→ YOUR GOAL:
Copy the following lines word for word, keeping every character, number, and the order of the lines unchanged.

→ MATERIAL FOR THIS EXERCISE:
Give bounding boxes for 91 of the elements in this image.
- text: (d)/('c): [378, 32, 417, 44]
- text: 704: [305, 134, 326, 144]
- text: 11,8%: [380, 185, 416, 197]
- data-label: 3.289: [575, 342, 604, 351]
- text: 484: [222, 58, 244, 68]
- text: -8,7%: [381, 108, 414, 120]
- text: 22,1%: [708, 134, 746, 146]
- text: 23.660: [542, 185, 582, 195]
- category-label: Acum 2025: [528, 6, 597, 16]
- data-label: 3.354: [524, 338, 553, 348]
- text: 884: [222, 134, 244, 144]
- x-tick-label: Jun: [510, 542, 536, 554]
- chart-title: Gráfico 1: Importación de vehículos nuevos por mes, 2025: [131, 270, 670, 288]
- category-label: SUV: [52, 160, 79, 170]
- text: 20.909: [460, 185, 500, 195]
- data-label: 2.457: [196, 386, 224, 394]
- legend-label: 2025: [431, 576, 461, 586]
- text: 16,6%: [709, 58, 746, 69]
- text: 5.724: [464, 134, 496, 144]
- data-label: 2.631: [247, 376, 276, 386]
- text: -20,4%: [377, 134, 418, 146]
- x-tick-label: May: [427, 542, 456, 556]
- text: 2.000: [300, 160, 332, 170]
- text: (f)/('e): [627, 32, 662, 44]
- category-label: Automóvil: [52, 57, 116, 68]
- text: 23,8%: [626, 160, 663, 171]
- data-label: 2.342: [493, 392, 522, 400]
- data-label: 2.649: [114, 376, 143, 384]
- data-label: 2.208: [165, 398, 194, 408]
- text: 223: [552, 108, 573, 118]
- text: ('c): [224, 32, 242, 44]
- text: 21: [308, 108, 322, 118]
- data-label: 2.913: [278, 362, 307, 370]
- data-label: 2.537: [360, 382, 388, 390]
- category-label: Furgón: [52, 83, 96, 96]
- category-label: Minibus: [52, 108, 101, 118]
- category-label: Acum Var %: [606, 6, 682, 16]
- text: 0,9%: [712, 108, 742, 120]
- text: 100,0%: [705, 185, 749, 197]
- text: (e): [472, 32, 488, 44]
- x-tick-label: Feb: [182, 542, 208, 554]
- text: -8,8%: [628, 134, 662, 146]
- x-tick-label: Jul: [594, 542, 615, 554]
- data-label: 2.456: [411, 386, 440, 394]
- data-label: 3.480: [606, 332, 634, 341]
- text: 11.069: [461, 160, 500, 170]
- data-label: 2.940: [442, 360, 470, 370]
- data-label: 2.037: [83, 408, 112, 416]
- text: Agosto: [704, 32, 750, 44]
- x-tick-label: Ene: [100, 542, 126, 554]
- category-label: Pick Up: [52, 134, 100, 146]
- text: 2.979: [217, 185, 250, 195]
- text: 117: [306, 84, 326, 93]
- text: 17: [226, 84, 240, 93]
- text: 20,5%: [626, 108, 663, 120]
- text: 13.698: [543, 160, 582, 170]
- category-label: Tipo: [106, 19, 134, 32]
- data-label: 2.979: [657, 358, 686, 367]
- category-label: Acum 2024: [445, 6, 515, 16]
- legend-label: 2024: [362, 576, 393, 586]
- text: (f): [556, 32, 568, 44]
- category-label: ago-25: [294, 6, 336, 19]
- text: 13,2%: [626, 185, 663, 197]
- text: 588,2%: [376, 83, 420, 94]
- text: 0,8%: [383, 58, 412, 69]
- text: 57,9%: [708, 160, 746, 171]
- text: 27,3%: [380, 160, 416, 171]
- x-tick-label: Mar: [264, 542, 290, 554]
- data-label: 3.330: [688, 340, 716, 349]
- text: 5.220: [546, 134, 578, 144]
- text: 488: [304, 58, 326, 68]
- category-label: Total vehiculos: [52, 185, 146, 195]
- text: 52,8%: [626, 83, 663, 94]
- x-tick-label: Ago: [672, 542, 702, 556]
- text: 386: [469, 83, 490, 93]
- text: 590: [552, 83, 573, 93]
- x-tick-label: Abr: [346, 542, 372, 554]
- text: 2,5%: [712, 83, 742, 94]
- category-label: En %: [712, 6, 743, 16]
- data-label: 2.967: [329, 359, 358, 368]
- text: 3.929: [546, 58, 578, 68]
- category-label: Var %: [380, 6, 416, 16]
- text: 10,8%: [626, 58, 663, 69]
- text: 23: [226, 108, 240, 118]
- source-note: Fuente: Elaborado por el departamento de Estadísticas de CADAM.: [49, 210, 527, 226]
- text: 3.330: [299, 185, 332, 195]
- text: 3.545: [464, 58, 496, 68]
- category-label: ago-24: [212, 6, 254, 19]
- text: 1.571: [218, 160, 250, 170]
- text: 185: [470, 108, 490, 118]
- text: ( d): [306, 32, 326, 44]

→ ANSWER FOR THE TASK:
Give bounding boxes for 91 of the elements in this image.
- text: (d)/('c): [378, 32, 417, 44]
- text: 704: [305, 134, 326, 144]
- text: 11,8%: [380, 185, 416, 197]
- data-label: 3.289: [575, 342, 604, 351]
- text: 484: [222, 58, 244, 68]
- text: -8,7%: [381, 108, 414, 120]
- text: 22,1%: [708, 134, 746, 146]
- text: 23.660: [542, 185, 582, 195]
- category-label: Acum 2025: [528, 6, 597, 16]
- data-label: 3.354: [524, 338, 553, 348]
- text: 884: [222, 134, 244, 144]
- x-tick-label: Jun: [510, 542, 536, 554]
- chart-title: Gráfico 1: Importación de vehículos nuevos por mes, 2025: [131, 270, 670, 288]
- category-label: SUV: [52, 160, 79, 170]
- text: 20.909: [460, 185, 500, 195]
- data-label: 2.457: [196, 386, 224, 394]
- legend-label: 2025: [431, 576, 461, 586]
- text: 16,6%: [709, 58, 746, 69]
- text: 5.724: [464, 134, 496, 144]
- data-label: 2.631: [247, 376, 276, 386]
- text: -20,4%: [377, 134, 418, 146]
- x-tick-label: May: [427, 542, 456, 556]
- text: 2.000: [300, 160, 332, 170]
- text: (f)/('e): [627, 32, 662, 44]
- category-label: Automóvil: [52, 57, 116, 68]
- text: 23,8%: [626, 160, 663, 171]
- data-label: 2.342: [493, 392, 522, 400]
- data-label: 2.649: [114, 376, 143, 384]
- data-label: 2.208: [165, 398, 194, 408]
- text: 223: [552, 108, 573, 118]
- text: ('c): [224, 32, 242, 44]
- text: 21: [308, 108, 322, 118]
- data-label: 2.913: [278, 362, 307, 370]
- data-label: 2.537: [360, 382, 388, 390]
- category-label: Furgón: [52, 83, 96, 96]
- category-label: Minibus: [52, 108, 101, 118]
- category-label: Acum Var %: [606, 6, 682, 16]
- text: 0,9%: [712, 108, 742, 120]
- text: 100,0%: [705, 185, 749, 197]
- text: (e): [472, 32, 488, 44]
- x-tick-label: Feb: [182, 542, 208, 554]
- text: -8,8%: [628, 134, 662, 146]
- x-tick-label: Jul: [594, 542, 615, 554]
- data-label: 2.456: [411, 386, 440, 394]
- data-label: 3.480: [606, 332, 634, 341]
- text: 11.069: [461, 160, 500, 170]
- data-label: 2.940: [442, 360, 470, 370]
- data-label: 2.037: [83, 408, 112, 416]
- text: Agosto: [704, 32, 750, 44]
- x-tick-label: Ene: [100, 542, 126, 554]
- category-label: Pick Up: [52, 134, 100, 146]
- text: 2.979: [217, 185, 250, 195]
- text: 117: [306, 84, 326, 93]
- text: 17: [226, 84, 240, 93]
- text: 20,5%: [626, 108, 663, 120]
- text: 13.698: [543, 160, 582, 170]
- category-label: Tipo: [106, 19, 134, 32]
- data-label: 2.979: [657, 358, 686, 367]
- category-label: Acum 2024: [445, 6, 515, 16]
- legend-label: 2024: [362, 576, 393, 586]
- text: (f): [556, 32, 568, 44]
- category-label: ago-25: [294, 6, 336, 19]
- text: 13,2%: [626, 185, 663, 197]
- text: 588,2%: [376, 83, 420, 94]
- text: 0,8%: [383, 58, 412, 69]
- text: 57,9%: [708, 160, 746, 171]
- text: 27,3%: [380, 160, 416, 171]
- x-tick-label: Mar: [264, 542, 290, 554]
- data-label: 3.330: [688, 340, 716, 349]
- text: 5.220: [546, 134, 578, 144]
- text: 488: [304, 58, 326, 68]
- category-label: Total vehiculos: [52, 185, 146, 195]
- text: 52,8%: [626, 83, 663, 94]
- x-tick-label: Ago: [672, 542, 702, 556]
- text: 386: [469, 83, 490, 93]
- text: 590: [552, 83, 573, 93]
- x-tick-label: Abr: [346, 542, 372, 554]
- text: 2,5%: [712, 83, 742, 94]
- category-label: En %: [712, 6, 743, 16]
- data-label: 2.967: [329, 359, 358, 368]
- text: 3.929: [546, 58, 578, 68]
- category-label: Var %: [380, 6, 416, 16]
- text: 10,8%: [626, 58, 663, 69]
- text: 23: [226, 108, 240, 118]
- source-note: Fuente: Elaborado por el departamento de Estadísticas de CADAM.: [49, 210, 527, 226]
- text: 3.330: [299, 185, 332, 195]
- text: 3.545: [464, 58, 496, 68]
- category-label: ago-24: [212, 6, 254, 19]
- text: 1.571: [218, 160, 250, 170]
- text: 185: [470, 108, 490, 118]
- text: ( d): [306, 32, 326, 44]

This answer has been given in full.